● **Set task**: The records follow. Transcribe only the lines from the line containing "Output the text content of this document." through the end, both ends included, and leave out the pictures.

● **Extracted records**:
•••

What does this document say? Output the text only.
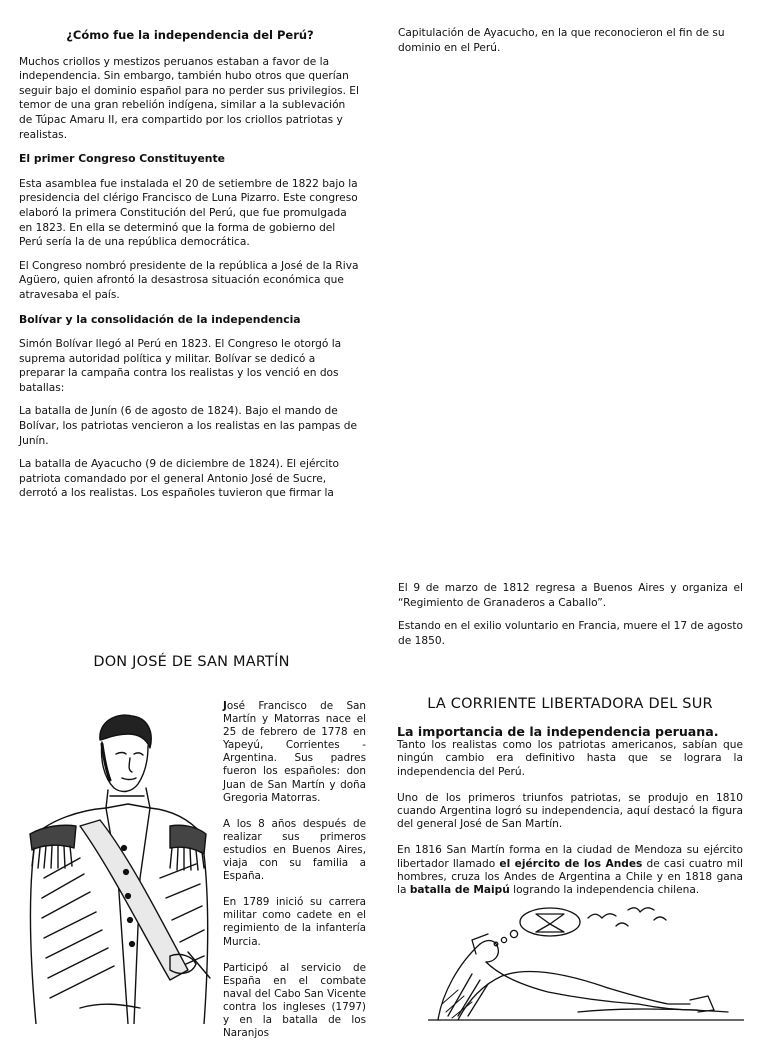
¿Cómo fue la independencia del Perú?

Muchos criollos y mestizos peruanos estaban a favor de la independencia. Sin embargo, también hubo otros que querían seguir bajo el dominio español para no perder sus privilegios. El temor de una gran rebelión indígena, similar a la sublevación de Túpac Amaru II, era compartido por los criollos patriotas y realistas.

El primer Congreso Constituyente

Esta asamblea fue instalada el 20 de setiembre de 1822 bajo la presidencia del clérigo Francisco de Luna Pizarro. Este congreso elaboró la primera Constitución del Perú, que fue promulgada en 1823. En ella se determinó que la forma de gobierno del Perú sería la de una república democrática.

El Congreso nombró presidente de la república a José de la Riva Agüero, quien afrontó la desastrosa situación económica que atravesaba el país.

Bolívar y la consolidación de la independencia

Simón Bolívar llegó al Perú en 1823. El Congreso le otorgó la suprema autoridad política y militar. Bolívar se dedicó a preparar la campaña contra los realistas y los venció en dos batallas:

La batalla de Junín (6 de agosto de 1824). Bajo el mando de Bolívar, los patriotas vencieron a los realistas en las pampas de Junín.

La batalla de Ayacucho (9 de diciembre de 1824). El ejército patriota comandado por el general Antonio José de Sucre, derrotó a los realistas. Los españoles tuvieron que firmar la

Capitulación de Ayacucho, en la que reconocieron el fin de su dominio en el Perú.

El 9 de marzo de 1812 regresa a Buenos Aires y organiza el “Regimiento de Granaderos a Caballo”.

Estando en el exilio voluntario en Francia, muere el 17 de agosto de 1850.

DON JOSÉ DE SAN MARTÍN

José Francisco de San Martín y Matorras nace el 25 de febrero de 1778 en Yapeyú, Corrientes - Argentina. Sus padres fueron los españoles: don Juan de San Martín y doña Gregoria Matorras.

A los 8 años después de realizar sus primeros estudios en Buenos Aires, viaja con su familia a España.

En 1789 inició su carrera militar como cadete en el regimiento de la infantería Murcia.

Participó al servicio de España en el combate naval del Cabo San Vicente contra los ingleses (1797) y en la batalla de los Naranjos

LA CORRIENTE LIBERTADORA DEL SUR

La importancia de la independencia peruana.

Tanto los realistas como los patriotas americanos, sabían que ningún cambio era definitivo hasta que se lograra la independencia del Perú.

Uno de los primeros triunfos patriotas, se produjo en 1810 cuando Argentina logró su independencia, aquí destacó la figura del general José de San Martín.

En 1816 San Martín forma en la ciudad de Mendoza su ejército libertador llamado el ejército de los Andes de casi cuatro mil hombres, cruza los Andes de Argentina a Chile y en 1818 gana la batalla de Maipú logrando la independencia chilena.
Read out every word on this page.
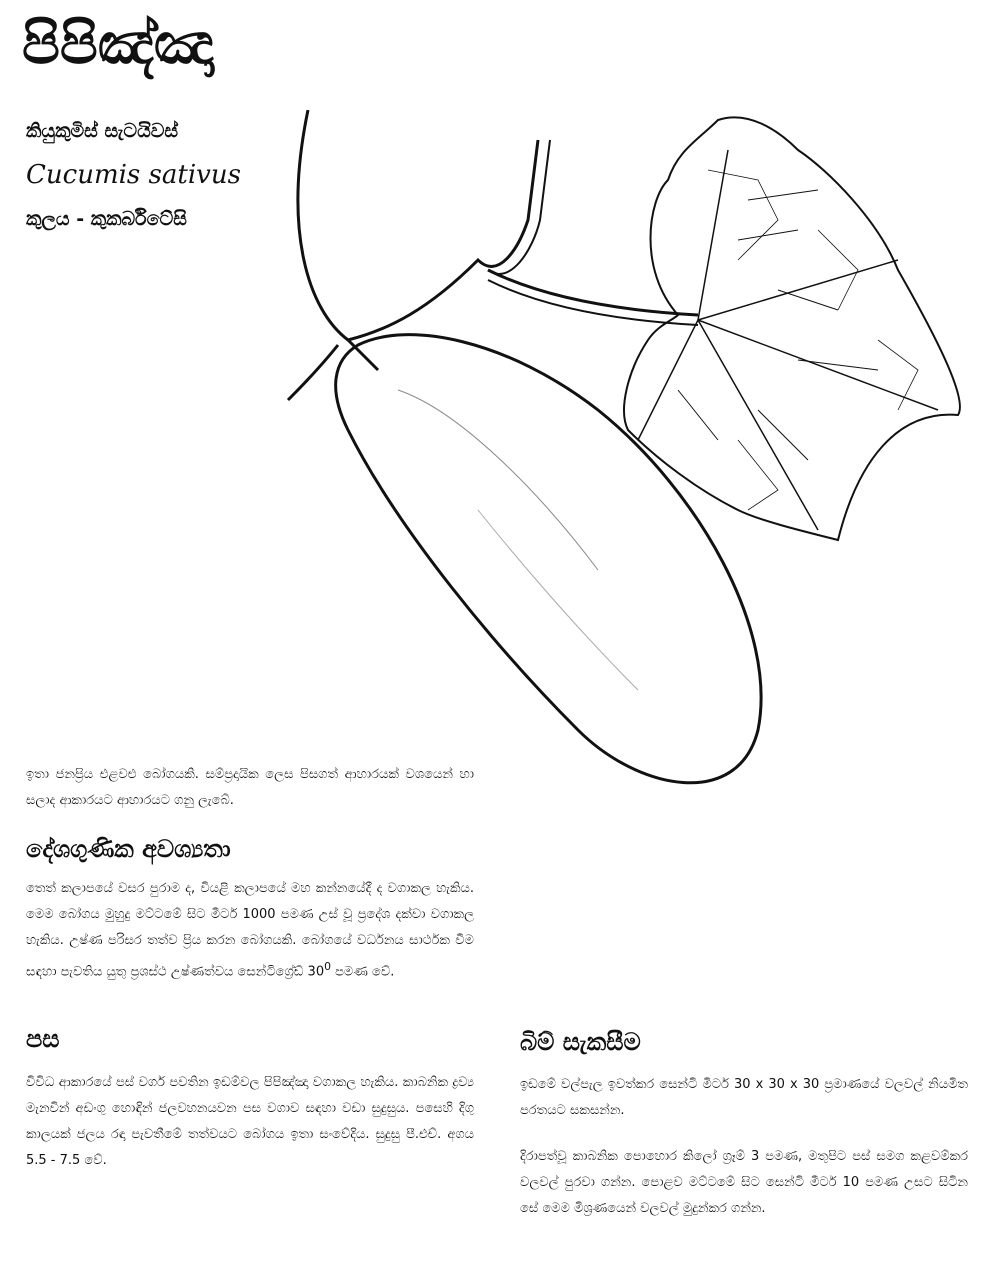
පිපිඤ්ඤා
කියුකුමිස් සැටයිවස්
Cucumis sativus
කුලය - කුකර්බිටේසි

ඉතා ජනප්‍රිය එළවළු බෝගයකි. සම්ප්‍රදායික ලෙස පිසගත් ආහාරයක් වශයෙන් හා සලාද ආකාරයට ආහාරයට ගනු ලැබේ.

දේශගුණික අවශ්‍යතා

තෙත් කලාපයේ වසර පුරාම ද, වියළි කලාපයේ මහ කන්නයේදී ද වගාකල හැකිය. මෙම බෝගය මුහුදු මට්ටමේ සිට මීටර් 1000 පමණ උස් වූ ප්‍රදේශ දක්වා වගාකල හැකිය. උෂ්ණ පරිසර තත්ව ප්‍රිය කරන බෝගයකි. බෝගයේ වර්ධනය සාර්ථක වීම සඳහා පැවතිය යුතු ප්‍රශස්ථ උෂ්ණත්වය සෙන්ටිග්‍රේඩ් $30^0$ පමණ වේ.

පස

විවිධ ආකාරයේ පස් වර්ග පවතින ඉඩම්වල පිපිඤ්ඤා වගාකල හැකිය. කාබනික ද්‍රව්‍ය මැනවින් අඩංගු හොඳින් ජලවහනයවන පස වගාව සඳහා වඩා සුදුසුය. පසෙහි දිගු කාලයක් ජලය රඳා පැවතීමේ තත්වයට බෝගය ඉතා සංවේදිය. සුදුසු පී.එච්. අගය 5.5 - 7.5 වේ.

බිම් සැකසීම

ඉඩමේ වල්පැල ඉවත්කර සෙන්ටි මීටර් 30 x 30 x 30 ප්‍රමාණයේ වලවල් නියමිත පරතයට සකසන්න.

දිරාපත්වූ කාබනික පොහොර කිලෝ ග්‍රෑම් 3 පමණ, මතුපිට පස් සමග කළවම්කර වලවල් පුරවා ගන්න. පොළව මට්ටමේ සිට සෙන්ටි මීටර් 10 පමණ උසට සිටින සේ මෙම මිශ්‍රණයෙන් වලවල් මුදුන්කර ගන්න.
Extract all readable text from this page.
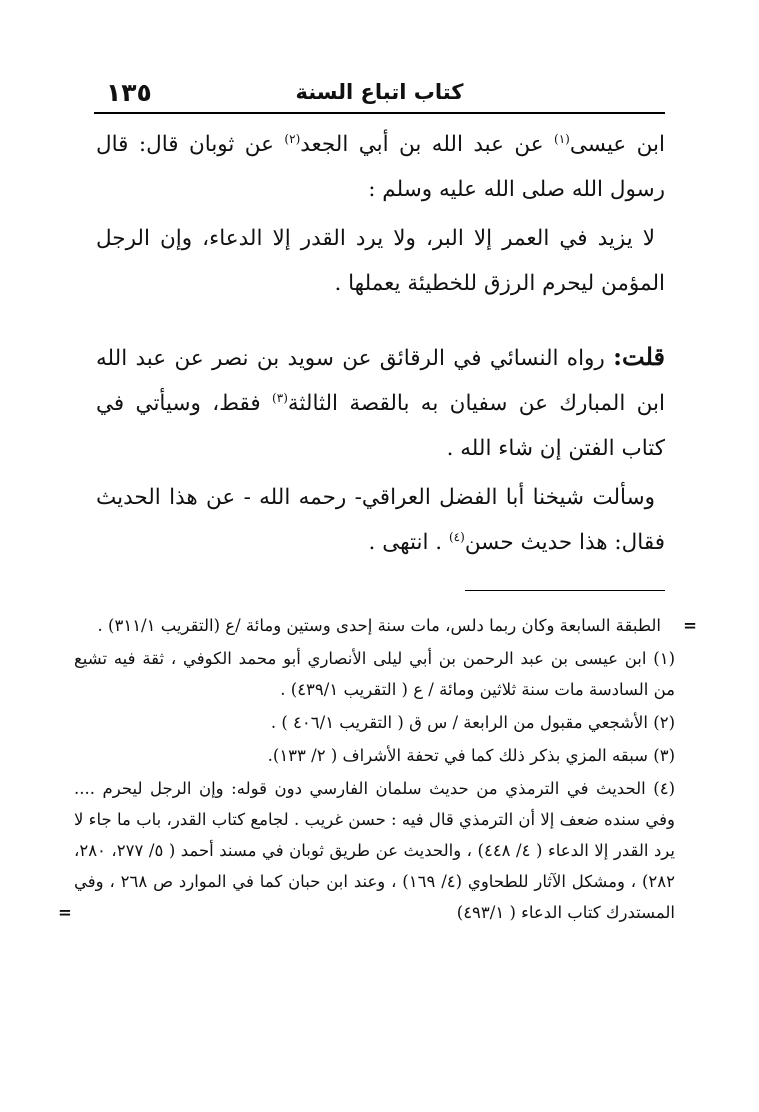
كتاب اتباع السنة
١٣٥

ابن عيسى$^{(١)}$ عن عبد الله بن أبي الجعد$^{(٢)}$ عن ثوبان قال: قال رسول الله صلى الله عليه وسلم :

لا يزيد في العمر إلا البر، ولا يرد القدر إلا الدعاء، وإن الرجل المؤمن ليحرم الرزق للخطيئة يعملها .

قلت: رواه النسائي في الرقائق عن سويد بن نصر عن عبد الله ابن المبارك عن سفيان به بالقصة الثالثة$^{(٣)}$ فقط، وسيأتي في كتاب الفتن إن شاء الله .

وسألت شيخنا أبا الفضل العراقي- رحمه الله - عن هذا الحديث فقال: هذا حديث حسن$^{(٤)}$ . انتهى .

=
الطبقة السابعة وكان ربما دلس، مات سنة إحدى وستين ومائة /ع (التقريب ٣١١/١) .

(١) ابن عيسى بن عبد الرحمن بن أبي ليلى الأنصاري أبو محمد الكوفي ، ثقة فيه تشيع من السادسة مات سنة ثلاثين ومائة / ع ( التقريب ٤٣٩/١) .

(٢) الأشجعي مقبول من الرابعة / س ق ( التقريب ٤٠٦/١ ) .

(٣) سبقه المزي بذكر ذلك كما في تحفة الأشراف ( ٢/ ١٣٣).

(٤) الحديث في الترمذي من حديث سلمان الفارسي دون قوله: وإن الرجل ليحرم .... وفي سنده ضعف إلا أن الترمذي قال فيه : حسن غريب . لجامع كتاب القدر، باب ما جاء لا يرد القدر إلا الدعاء ( ٤/ ٤٤٨) ، والحديث عن طريق ثوبان في مسند أحمد ( ٥/ ٢٧٧، ٢٨٠، ٢٨٢) ، ومشكل الآثار للطحاوي (٤/ ١٦٩) ، وعند ابن حبان كما في الموارد ص ٢٦٨ ، وفي المستدرك كتاب الدعاء ( ٤٩٣/١)
=
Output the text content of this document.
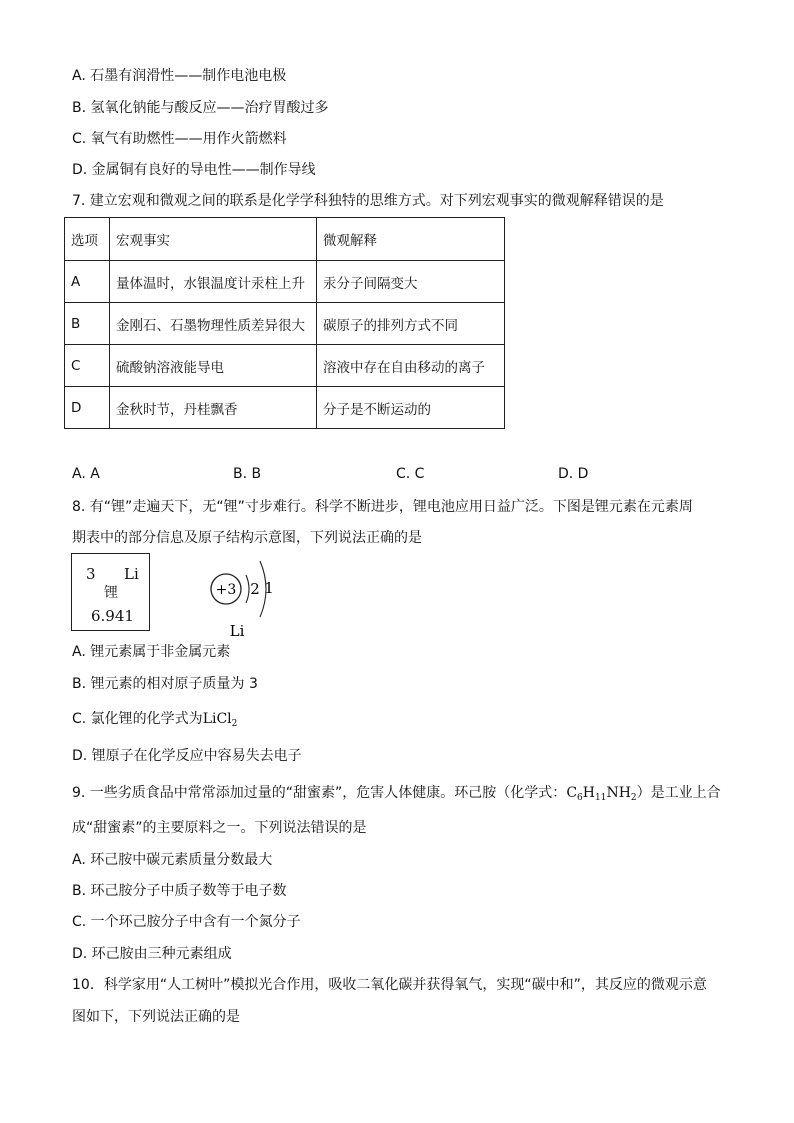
A. 石墨有润滑性——制作电池电极
B. 氢氧化钠能与酸反应——治疗胃酸过多
C. 氧气有助燃性——用作火箭燃料
D. 金属铜有良好的导电性——制作导线
7. 建立宏观和微观之间的联系是化学学科独特的思维方式。对下列宏观事实的微观解释错误的是
选项	宏观事实	微观解释
A	量体温时，水银温度计汞柱上升	汞分子间隔变大
B	金刚石、石墨物理性质差异很大	碳原子的排列方式不同
C	硫酸钠溶液能导电	溶液中存在自由移动的离子
D	金秋时节，丹桂飘香	分子是不断运动的
A. A	B. B	C. C	D. D
8. 有“锂”走遍天下，无“锂”寸步难行。科学不断进步，锂电池应用日益广泛。下图是锂元素在元素周
期表中的部分信息及原子结构示意图，下列说法正确的是
3 Li
锂
6.941
+3 2 1
Li
A. 锂元素属于非金属元素
B. 锂元素的相对原子质量为 3
C. 氯化锂的化学式为LiCl$_2$
D. 锂原子在化学反应中容易失去电子
9. 一些劣质食品中常常添加过量的“甜蜜素”，危害人体健康。环己胺（化学式：$C_6H_{11}NH_2$）是工业上合
成“甜蜜素”的主要原料之一。下列说法错误的是
A. 环己胺中碳元素质量分数最大
B. 环己胺分子中质子数等于电子数
C. 一个环己胺分子中含有一个氮分子
D. 环己胺由三种元素组成
10．科学家用“人工树叶”模拟光合作用，吸收二氧化碳并获得氧气，实现“碳中和”，其反应的微观示意
图如下，下列说法正确的是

•••

● **Exercise answer**:
Output the text content of this document.
A. 石墨有润滑性——制作电池电极
B. 氢氧化钠能与酸反应——治疗胃酸过多
C. 氧气有助燃性——用作火箭燃料
D. 金属铜有良好的导电性——制作导线
7. 建立宏观和微观之间的联系是化学学科独特的思维方式。对下列宏观事实的微观解释错误的是
选项	宏观事实	微观解释
A	量体温时，水银温度计汞柱上升	汞分子间隔变大
B	金刚石、石墨物理性质差异很大	碳原子的排列方式不同
C	硫酸钠溶液能导电	溶液中存在自由移动的离子
D	金秋时节，丹桂飘香	分子是不断运动的
A. A	B. B	C. C	D. D
8. 有“锂”走遍天下，无“锂”寸步难行。科学不断进步，锂电池应用日益广泛。下图是锂元素在元素周
期表中的部分信息及原子结构示意图，下列说法正确的是
3 Li
锂
6.941
+3 2 1
Li
A. 锂元素属于非金属元素
B. 锂元素的相对原子质量为 3
C. 氯化锂的化学式为LiCl$_2$
D. 锂原子在化学反应中容易失去电子
9. 一些劣质食品中常常添加过量的“甜蜜素”，危害人体健康。环己胺（化学式：$C_6H_{11}NH_2$）是工业上合
成“甜蜜素”的主要原料之一。下列说法错误的是
A. 环己胺中碳元素质量分数最大
B. 环己胺分子中质子数等于电子数
C. 一个环己胺分子中含有一个氮分子
D. 环己胺由三种元素组成
10．科学家用“人工树叶”模拟光合作用，吸收二氧化碳并获得氧气，实现“碳中和”，其反应的微观示意
图如下，下列说法正确的是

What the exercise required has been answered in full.